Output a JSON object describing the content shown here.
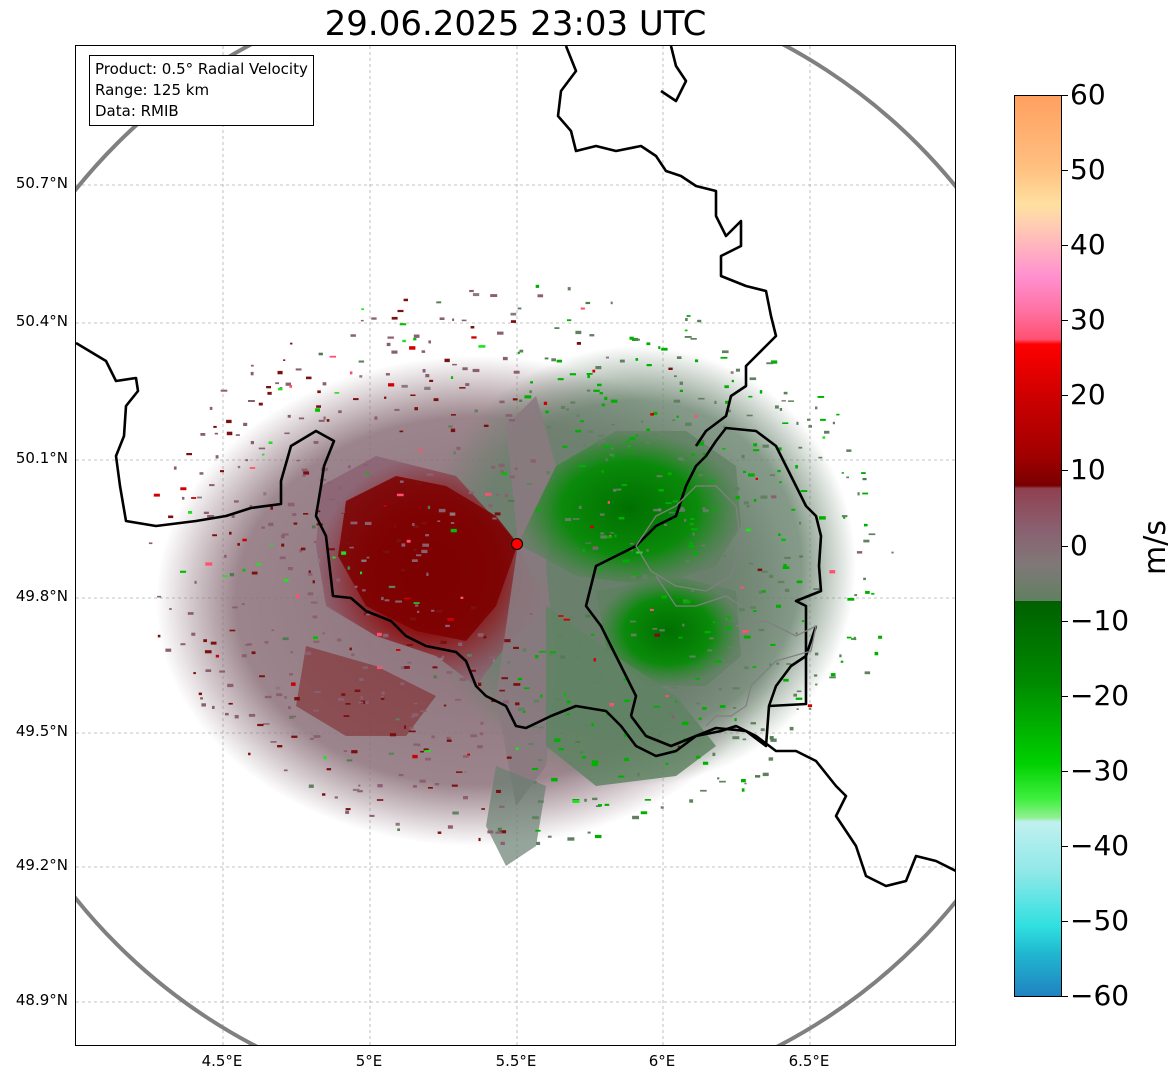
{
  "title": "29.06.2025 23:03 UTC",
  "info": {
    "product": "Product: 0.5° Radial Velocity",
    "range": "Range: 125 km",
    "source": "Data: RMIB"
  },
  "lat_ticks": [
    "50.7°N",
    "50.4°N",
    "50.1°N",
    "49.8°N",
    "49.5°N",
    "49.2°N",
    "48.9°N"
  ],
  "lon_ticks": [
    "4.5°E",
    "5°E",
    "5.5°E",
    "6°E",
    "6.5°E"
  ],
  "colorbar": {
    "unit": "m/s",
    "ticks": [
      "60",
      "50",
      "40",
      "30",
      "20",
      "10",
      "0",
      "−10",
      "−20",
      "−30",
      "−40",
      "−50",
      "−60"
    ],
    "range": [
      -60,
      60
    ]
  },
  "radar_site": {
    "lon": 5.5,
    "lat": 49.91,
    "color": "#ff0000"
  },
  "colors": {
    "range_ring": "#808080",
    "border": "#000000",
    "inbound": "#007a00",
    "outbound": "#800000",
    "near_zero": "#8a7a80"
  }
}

## Exercise
Write out all the entries again, word for word, and print no images.

## Answer to this task
Output a JSON object describing the content shown here.
{
  "title": "29.06.2025 23:03 UTC",
  "info": {
    "product": "Product: 0.5° Radial Velocity",
    "range": "Range: 125 km",
    "source": "Data: RMIB"
  },
  "lat_ticks": [
    "50.7°N",
    "50.4°N",
    "50.1°N",
    "49.8°N",
    "49.5°N",
    "49.2°N",
    "48.9°N"
  ],
  "lon_ticks": [
    "4.5°E",
    "5°E",
    "5.5°E",
    "6°E",
    "6.5°E"
  ],
  "colorbar": {
    "unit": "m/s",
    "ticks": [
      "60",
      "50",
      "40",
      "30",
      "20",
      "10",
      "0",
      "−10",
      "−20",
      "−30",
      "−40",
      "−50",
      "−60"
    ],
    "range": [
      -60,
      60
    ]
  },
  "radar_site": {
    "lon": 5.5,
    "lat": 49.91,
    "color": "#ff0000"
  },
  "colors": {
    "range_ring": "#808080",
    "border": "#000000",
    "inbound": "#007a00",
    "outbound": "#800000",
    "near_zero": "#8a7a80"
  }
}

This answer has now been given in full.